## begin RAW RECORDS

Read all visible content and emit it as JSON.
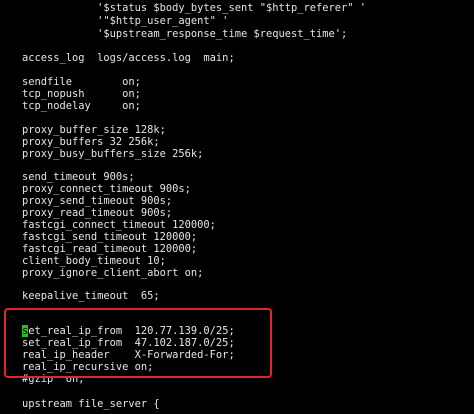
{
  "terminal": {
    "background_color": "#000000",
    "text_color": "#e6e6e6",
    "cursor_color": "#22c322",
    "highlight_border_color": "#e0252b",
    "lines": [
      "            '$status $body_bytes_sent \"$http_referer\" '",
      "            '\"$http_user_agent\" '",
      "            '$upstream_response_time $request_time';",
      "",
      "access_log  logs/access.log  main;",
      "",
      "sendfile        on;",
      "tcp_nopush      on;",
      "tcp_nodelay     on;",
      "",
      "proxy_buffer_size 128k;",
      "proxy_buffers 32 256k;",
      "proxy_busy_buffers_size 256k;",
      "",
      "send_timeout 900s;",
      "proxy_connect_timeout 900s;",
      "proxy_send_timeout 900s;",
      "proxy_read_timeout 900s;",
      "fastcgi_connect_timeout 120000;",
      "fastcgi_send_timeout 120000;",
      "fastcgi_read_timeout 120000;",
      "client_body_timeout 10;",
      "proxy_ignore_client_abort on;",
      "",
      "keepalive_timeout  65;",
      "",
      "",
      "et_real_ip_from  120.77.139.0/25;",
      "set_real_ip_from  47.102.187.0/25;",
      "real_ip_header    X-Forwarded-For;",
      "real_ip_recursive on;",
      "#gzip  on;",
      "",
      "upstream file_server {"
    ],
    "cursor_char": "s",
    "cursor_line_index": 27
  }
}
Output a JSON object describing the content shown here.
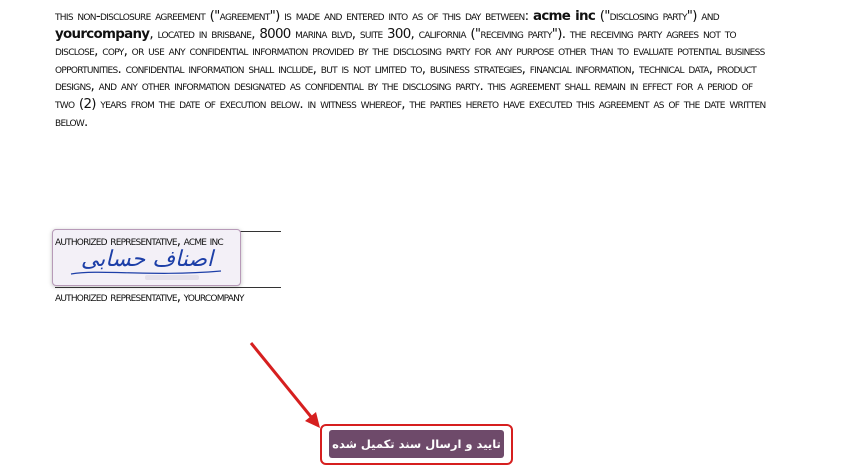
{
  "document": {
    "p_intro": "This non-disclosure agreement (\"Agreement\") is made and entered into as of this day between",
    "party_a": "acme inc",
    "p_party_a_role": "(\"Disclosing Party\") and",
    "party_b": "YourCompany",
    "p_rest": ", located in Brisbane, 8000 Marina Blvd, Suite 300, California (\"Receiving Party\"). The Receiving Party agrees not to disclose, copy, or use any confidential information provided by the Disclosing Party for any purpose other than to evaluate potential business opportunities. Confidential information shall include, but is not limited to, business strategies, financial information, technical data, product designs, and any other information designated as confidential by the Disclosing Party. This agreement shall remain in effect for a period of two (2) years from the date of execution below. In witness whereof, the parties hereto have executed this agreement as of the date written below."
  },
  "signatures": {
    "caption_a": "Authorized Representative, acme inc",
    "caption_b": "Authorized Representative, YourCompany",
    "signature_text": "اصناف حسابی"
  },
  "actions": {
    "confirm_button_label": "تایید و ارسال سند تکمیل شده"
  },
  "colors": {
    "button_bg": "#6e4a6a",
    "highlight": "#d61f1f",
    "signature_ink": "#1d3fa8"
  }
}
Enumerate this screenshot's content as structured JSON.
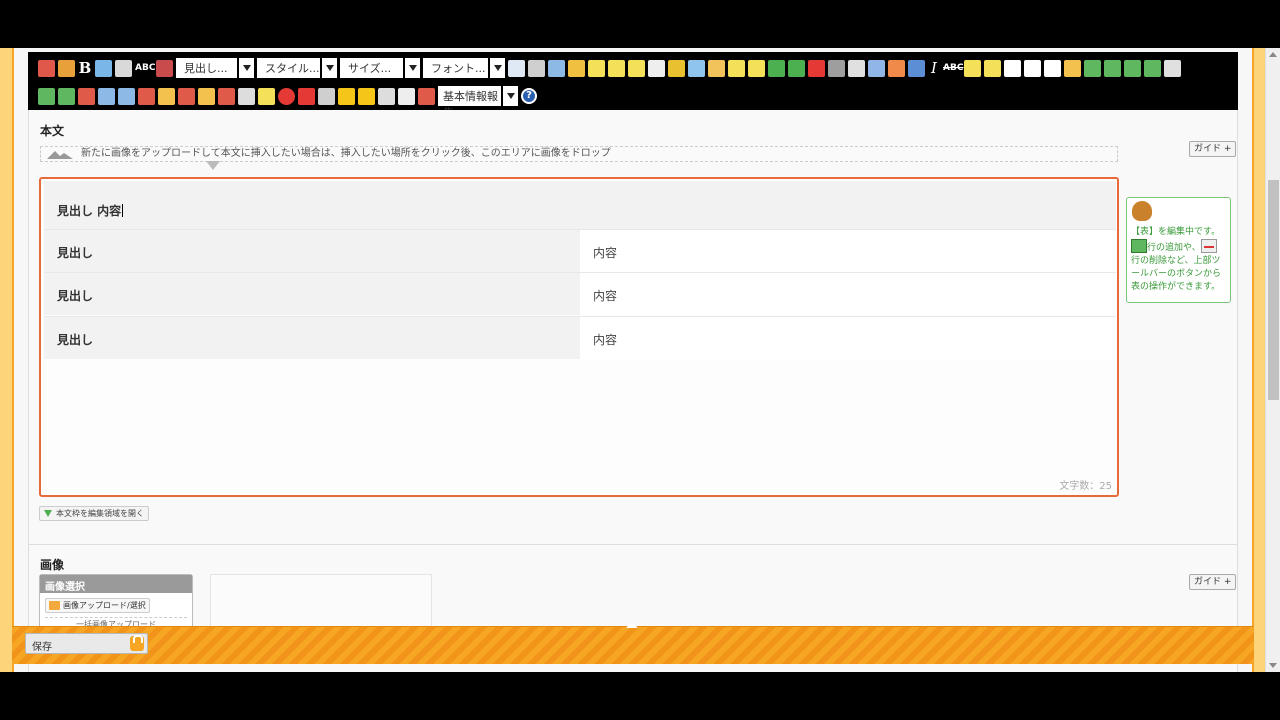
{
  "toolbar": {
    "bold_label": "B",
    "spell_label": "ABC",
    "strike_label": "ABC",
    "italic_label": "I",
    "heading_select": "見出し...",
    "style_select": "スタイル...",
    "size_select": "サイズ...",
    "font_select": "フォント...",
    "template_select": "基本情報報告",
    "help_label": "?"
  },
  "body_section": {
    "title": "本文",
    "guide_label": "ガイド +",
    "drop_hint": "新たに画像をアップロードして本文に挿入したい場合は、挿入したい場所をクリック後、このエリアに画像をドロップ",
    "caption_text": "見出し 内容",
    "rows": [
      {
        "heading": "見出し",
        "content": "内容"
      },
      {
        "heading": "見出し",
        "content": "内容"
      },
      {
        "heading": "見出し",
        "content": "内容"
      }
    ],
    "char_count": "文字数：25",
    "expand_label": "本文枠を編集領域を開く"
  },
  "tip": {
    "line1": "【表】を編集中です。",
    "line2": "行の追加や、",
    "line3": "行の削除など、上部ツールバーのボタンから表の操作ができます。"
  },
  "image_section": {
    "title": "画像",
    "guide_label": "ガイド +",
    "select_header": "画像選択",
    "upload_button": "画像アップロード/選択",
    "sub_label": "一括画像アップロード"
  },
  "save_bar": {
    "save_label": "保存"
  },
  "colors": {
    "accent": "#f6a623",
    "editor_border": "#e8693a",
    "tip_green": "#3a9a3a"
  }
}
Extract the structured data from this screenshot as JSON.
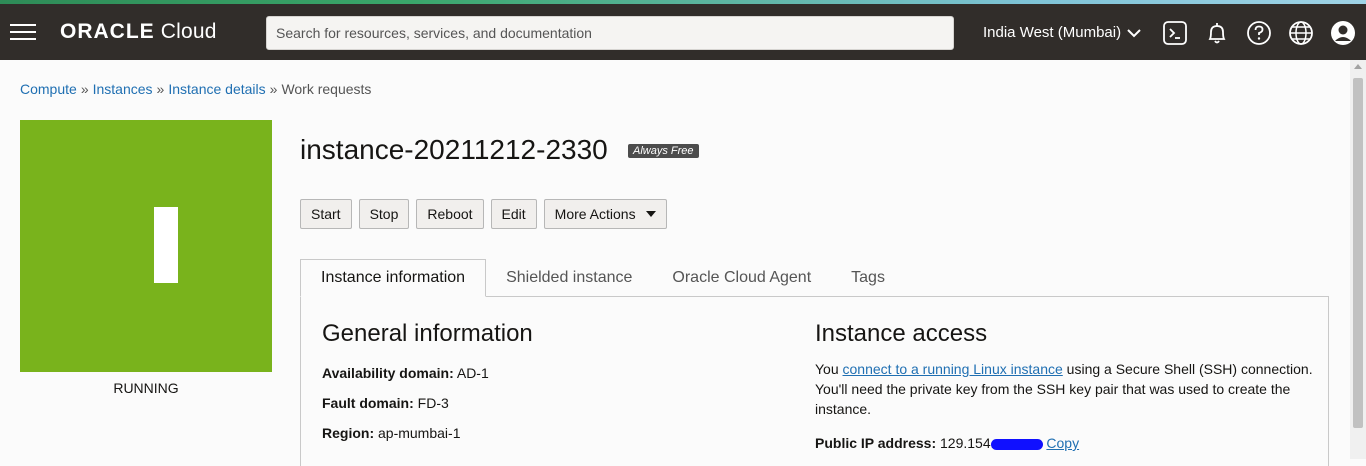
{
  "header": {
    "brand_bold": "ORACLE",
    "brand_light": "Cloud",
    "search_placeholder": "Search for resources, services, and documentation",
    "region": "India West (Mumbai)",
    "icons": [
      "menu-icon",
      "cloud-shell-icon",
      "bell-icon",
      "help-icon",
      "globe-icon",
      "user-icon"
    ]
  },
  "breadcrumb": {
    "items": [
      "Compute",
      "Instances",
      "Instance details"
    ],
    "current": "Work requests",
    "separator": "»"
  },
  "instance": {
    "letter": "I",
    "status": "RUNNING",
    "status_color": "#79b31c",
    "name": "instance-20211212-2330",
    "badge": "Always Free"
  },
  "actions": {
    "start": "Start",
    "stop": "Stop",
    "reboot": "Reboot",
    "edit": "Edit",
    "more": "More Actions"
  },
  "tabs": [
    "Instance information",
    "Shielded instance",
    "Oracle Cloud Agent",
    "Tags"
  ],
  "general": {
    "heading": "General information",
    "fields": [
      {
        "label": "Availability domain:",
        "value": "AD-1"
      },
      {
        "label": "Fault domain:",
        "value": "FD-3"
      },
      {
        "label": "Region:",
        "value": "ap-mumbai-1"
      }
    ]
  },
  "access": {
    "heading": "Instance access",
    "text_pre": "You ",
    "link": "connect to a running Linux instance",
    "text_post": " using a Secure Shell (SSH) connection. You'll need the private key from the SSH key pair that was used to create the instance.",
    "ip_label": "Public IP address:",
    "ip_value": "129.154.",
    "copy": "Copy"
  }
}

## end RAW RECORDS

■ **TASK TO COMPLETE**
Leave out the pictures and print every line of the data exactly.

■ **COMPLETED TASK**
Read all visible content and emit it as JSON.
{
  "terminal": {
    "background_color": "#000000",
    "text_color": "#e6e6e6",
    "cursor_color": "#22c322",
    "highlight_border_color": "#e0252b",
    "lines": [
      "            '$status $body_bytes_sent \"$http_referer\" '",
      "            '\"$http_user_agent\" '",
      "            '$upstream_response_time $request_time';",
      "",
      "access_log  logs/access.log  main;",
      "",
      "sendfile        on;",
      "tcp_nopush      on;",
      "tcp_nodelay     on;",
      "",
      "proxy_buffer_size 128k;",
      "proxy_buffers 32 256k;",
      "proxy_busy_buffers_size 256k;",
      "",
      "send_timeout 900s;",
      "proxy_connect_timeout 900s;",
      "proxy_send_timeout 900s;",
      "proxy_read_timeout 900s;",
      "fastcgi_connect_timeout 120000;",
      "fastcgi_send_timeout 120000;",
      "fastcgi_read_timeout 120000;",
      "client_body_timeout 10;",
      "proxy_ignore_client_abort on;",
      "",
      "keepalive_timeout  65;",
      "",
      "",
      "et_real_ip_from  120.77.139.0/25;",
      "set_real_ip_from  47.102.187.0/25;",
      "real_ip_header    X-Forwarded-For;",
      "real_ip_recursive on;",
      "#gzip  on;",
      "",
      "upstream file_server {"
    ],
    "cursor_char": "s",
    "cursor_line_index": 27
  }
}
Output a JSON object describing the content shown here.
{
  "document": {
    "p_intro": "This non-disclosure agreement (\"Agreement\") is made and entered into as of this day between",
    "party_a": "acme inc",
    "p_party_a_role": "(\"Disclosing Party\") and",
    "party_b": "YourCompany",
    "p_rest": ", located in Brisbane, 8000 Marina Blvd, Suite 300, California (\"Receiving Party\"). The Receiving Party agrees not to disclose, copy, or use any confidential information provided by the Disclosing Party for any purpose other than to evaluate potential business opportunities. Confidential information shall include, but is not limited to, business strategies, financial information, technical data, product designs, and any other information designated as confidential by the Disclosing Party. This agreement shall remain in effect for a period of two (2) years from the date of execution below. In witness whereof, the parties hereto have executed this agreement as of the date written below."
  },
  "signatures": {
    "caption_a": "Authorized Representative, acme inc",
    "caption_b": "Authorized Representative, YourCompany",
    "signature_text": "اصناف حسابی"
  },
  "actions": {
    "confirm_button_label": "تایید و ارسال سند تکمیل شده"
  },
  "colors": {
    "button_bg": "#6e4a6a",
    "highlight": "#d61f1f",
    "signature_ink": "#1d3fa8"
  }
}
Enumerate this screenshot's content as structured JSON.
{
  "toolbar": {
    "bold_label": "B",
    "spell_label": "ABC",
    "strike_label": "ABC",
    "italic_label": "I",
    "heading_select": "見出し...",
    "style_select": "スタイル...",
    "size_select": "サイズ...",
    "font_select": "フォント...",
    "template_select": "基本情報報告",
    "help_label": "?"
  },
  "body_section": {
    "title": "本文",
    "guide_label": "ガイド +",
    "drop_hint": "新たに画像をアップロードして本文に挿入したい場合は、挿入したい場所をクリック後、このエリアに画像をドロップ",
    "caption_text": "見出し 内容",
    "rows": [
      {
        "heading": "見出し",
        "content": "内容"
      },
      {
        "heading": "見出し",
        "content": "内容"
      },
      {
        "heading": "見出し",
        "content": "内容"
      }
    ],
    "char_count": "文字数：25",
    "expand_label": "本文枠を編集領域を開く"
  },
  "tip": {
    "line1": "【表】を編集中です。",
    "line2": "行の追加や、",
    "line3": "行の削除など、上部ツールバーのボタンから表の操作ができます。"
  },
  "image_section": {
    "title": "画像",
    "guide_label": "ガイド +",
    "select_header": "画像選択",
    "upload_button": "画像アップロード/選択",
    "sub_label": "一括画像アップロード"
  },
  "save_bar": {
    "save_label": "保存"
  },
  "colors": {
    "accent": "#f6a623",
    "editor_border": "#e8693a",
    "tip_green": "#3a9a3a"
  }
}
Extract the structured data from this screenshot as JSON.
{
  "header": {
    "brand_bold": "ORACLE",
    "brand_light": "Cloud",
    "search_placeholder": "Search for resources, services, and documentation",
    "region": "India West (Mumbai)",
    "icons": [
      "menu-icon",
      "cloud-shell-icon",
      "bell-icon",
      "help-icon",
      "globe-icon",
      "user-icon"
    ]
  },
  "breadcrumb": {
    "items": [
      "Compute",
      "Instances",
      "Instance details"
    ],
    "current": "Work requests",
    "separator": "»"
  },
  "instance": {
    "letter": "I",
    "status": "RUNNING",
    "status_color": "#79b31c",
    "name": "instance-20211212-2330",
    "badge": "Always Free"
  },
  "actions": {
    "start": "Start",
    "stop": "Stop",
    "reboot": "Reboot",
    "edit": "Edit",
    "more": "More Actions"
  },
  "tabs": [
    "Instance information",
    "Shielded instance",
    "Oracle Cloud Agent",
    "Tags"
  ],
  "general": {
    "heading": "General information",
    "fields": [
      {
        "label": "Availability domain:",
        "value": "AD-1"
      },
      {
        "label": "Fault domain:",
        "value": "FD-3"
      },
      {
        "label": "Region:",
        "value": "ap-mumbai-1"
      }
    ]
  },
  "access": {
    "heading": "Instance access",
    "text_pre": "You ",
    "link": "connect to a running Linux instance",
    "text_post": " using a Secure Shell (SSH) connection. You'll need the private key from the SSH key pair that was used to create the instance.",
    "ip_label": "Public IP address:",
    "ip_value": "129.154.",
    "copy": "Copy"
  }
}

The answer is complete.